EXERCISE INSTRUCTIONS - Take every line from the listing below that contains "expire".

INPUT MATERIAL -
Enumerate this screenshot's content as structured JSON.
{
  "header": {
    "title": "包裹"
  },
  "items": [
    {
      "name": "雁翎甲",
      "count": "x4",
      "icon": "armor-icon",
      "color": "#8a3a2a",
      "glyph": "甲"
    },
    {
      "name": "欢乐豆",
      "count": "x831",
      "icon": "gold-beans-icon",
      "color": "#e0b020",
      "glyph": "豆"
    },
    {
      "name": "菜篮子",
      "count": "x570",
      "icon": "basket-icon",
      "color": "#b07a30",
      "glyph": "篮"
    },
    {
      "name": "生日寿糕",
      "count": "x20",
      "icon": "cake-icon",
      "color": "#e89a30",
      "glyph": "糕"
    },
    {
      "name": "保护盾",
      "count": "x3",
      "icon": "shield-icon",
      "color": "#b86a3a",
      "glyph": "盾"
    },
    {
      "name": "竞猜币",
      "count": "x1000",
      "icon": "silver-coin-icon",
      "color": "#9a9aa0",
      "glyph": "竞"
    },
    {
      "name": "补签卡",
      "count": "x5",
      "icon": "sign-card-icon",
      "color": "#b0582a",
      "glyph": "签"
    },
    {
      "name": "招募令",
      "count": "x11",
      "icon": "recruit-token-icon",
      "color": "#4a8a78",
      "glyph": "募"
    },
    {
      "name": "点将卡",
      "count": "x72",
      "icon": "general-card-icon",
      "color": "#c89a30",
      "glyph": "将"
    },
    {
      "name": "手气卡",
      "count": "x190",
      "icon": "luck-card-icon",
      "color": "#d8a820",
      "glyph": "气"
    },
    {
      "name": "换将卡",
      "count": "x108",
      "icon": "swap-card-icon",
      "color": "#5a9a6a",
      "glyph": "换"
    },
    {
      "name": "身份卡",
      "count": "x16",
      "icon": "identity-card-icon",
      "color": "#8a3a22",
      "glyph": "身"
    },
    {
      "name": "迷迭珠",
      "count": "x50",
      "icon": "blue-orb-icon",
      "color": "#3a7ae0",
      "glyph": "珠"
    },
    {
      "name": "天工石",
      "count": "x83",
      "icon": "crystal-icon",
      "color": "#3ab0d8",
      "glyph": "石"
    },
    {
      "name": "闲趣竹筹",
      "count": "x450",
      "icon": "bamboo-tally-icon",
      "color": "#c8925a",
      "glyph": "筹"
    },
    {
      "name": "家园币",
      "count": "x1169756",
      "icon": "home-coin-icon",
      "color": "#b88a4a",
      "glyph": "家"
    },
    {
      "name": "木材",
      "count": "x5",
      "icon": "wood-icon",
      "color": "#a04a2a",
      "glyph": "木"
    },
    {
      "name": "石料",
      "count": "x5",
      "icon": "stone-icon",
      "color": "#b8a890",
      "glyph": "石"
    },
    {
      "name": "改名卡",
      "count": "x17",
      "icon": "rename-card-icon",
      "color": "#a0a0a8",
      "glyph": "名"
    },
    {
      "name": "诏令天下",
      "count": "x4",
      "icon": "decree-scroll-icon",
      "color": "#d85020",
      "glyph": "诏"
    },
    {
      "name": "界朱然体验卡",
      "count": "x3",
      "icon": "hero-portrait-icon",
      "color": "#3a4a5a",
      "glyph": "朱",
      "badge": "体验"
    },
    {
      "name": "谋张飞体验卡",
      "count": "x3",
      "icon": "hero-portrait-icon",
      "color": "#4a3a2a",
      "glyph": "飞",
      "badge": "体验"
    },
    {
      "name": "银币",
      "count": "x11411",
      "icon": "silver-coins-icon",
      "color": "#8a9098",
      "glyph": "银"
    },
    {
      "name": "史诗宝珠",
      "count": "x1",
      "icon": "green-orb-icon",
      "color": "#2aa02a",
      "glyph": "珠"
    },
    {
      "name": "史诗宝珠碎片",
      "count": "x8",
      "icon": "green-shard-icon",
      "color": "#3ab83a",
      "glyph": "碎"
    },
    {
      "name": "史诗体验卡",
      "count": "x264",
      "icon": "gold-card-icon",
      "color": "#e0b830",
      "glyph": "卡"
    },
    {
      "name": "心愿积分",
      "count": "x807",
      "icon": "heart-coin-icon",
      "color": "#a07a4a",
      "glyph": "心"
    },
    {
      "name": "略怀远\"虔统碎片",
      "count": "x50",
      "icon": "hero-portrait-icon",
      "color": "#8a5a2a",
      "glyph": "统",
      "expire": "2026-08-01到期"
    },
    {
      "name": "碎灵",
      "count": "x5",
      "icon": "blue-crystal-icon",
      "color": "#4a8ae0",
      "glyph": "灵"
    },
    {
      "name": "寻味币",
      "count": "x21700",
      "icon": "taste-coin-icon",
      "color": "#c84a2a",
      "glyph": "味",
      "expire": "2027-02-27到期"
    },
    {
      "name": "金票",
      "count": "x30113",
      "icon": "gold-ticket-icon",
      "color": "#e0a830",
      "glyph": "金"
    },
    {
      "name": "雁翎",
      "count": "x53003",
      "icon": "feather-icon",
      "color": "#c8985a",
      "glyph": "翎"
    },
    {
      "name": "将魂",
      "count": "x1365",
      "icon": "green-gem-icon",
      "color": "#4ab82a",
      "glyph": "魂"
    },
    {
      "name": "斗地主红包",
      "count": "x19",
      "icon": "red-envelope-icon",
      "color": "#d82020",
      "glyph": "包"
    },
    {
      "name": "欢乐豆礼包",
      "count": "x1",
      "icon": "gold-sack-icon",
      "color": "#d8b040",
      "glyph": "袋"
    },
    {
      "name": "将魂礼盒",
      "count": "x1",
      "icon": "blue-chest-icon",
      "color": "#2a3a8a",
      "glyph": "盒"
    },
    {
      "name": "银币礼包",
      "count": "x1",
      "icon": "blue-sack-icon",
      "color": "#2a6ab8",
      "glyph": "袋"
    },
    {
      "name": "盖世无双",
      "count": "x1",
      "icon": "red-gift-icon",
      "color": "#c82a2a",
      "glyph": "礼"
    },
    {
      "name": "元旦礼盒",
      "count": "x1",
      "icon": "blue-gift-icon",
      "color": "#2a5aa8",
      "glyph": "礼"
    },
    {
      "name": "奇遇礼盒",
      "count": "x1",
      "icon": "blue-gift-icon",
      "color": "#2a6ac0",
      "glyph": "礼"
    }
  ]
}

RESPONSE -
      "expire": "2026-08-01到期"
      "expire": "2027-02-27到期"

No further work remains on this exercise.